Objective. Report the total number of lines that include the string "Fragen", without any other text.

Records from a collection of figures:

########

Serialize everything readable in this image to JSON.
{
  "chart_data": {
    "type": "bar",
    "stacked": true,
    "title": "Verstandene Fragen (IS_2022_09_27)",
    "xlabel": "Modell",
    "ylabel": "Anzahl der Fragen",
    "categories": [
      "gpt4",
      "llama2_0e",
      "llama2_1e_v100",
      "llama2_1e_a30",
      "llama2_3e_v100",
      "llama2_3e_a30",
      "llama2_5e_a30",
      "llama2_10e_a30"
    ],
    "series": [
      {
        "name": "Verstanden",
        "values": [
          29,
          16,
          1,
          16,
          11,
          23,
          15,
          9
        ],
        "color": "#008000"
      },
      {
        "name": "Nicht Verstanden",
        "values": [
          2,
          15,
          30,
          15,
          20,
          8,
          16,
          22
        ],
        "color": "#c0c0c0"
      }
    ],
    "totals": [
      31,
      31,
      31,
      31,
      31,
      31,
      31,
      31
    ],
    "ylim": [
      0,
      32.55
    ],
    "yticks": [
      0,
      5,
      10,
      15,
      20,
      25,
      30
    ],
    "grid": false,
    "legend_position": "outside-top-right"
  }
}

########

Answer in full. 2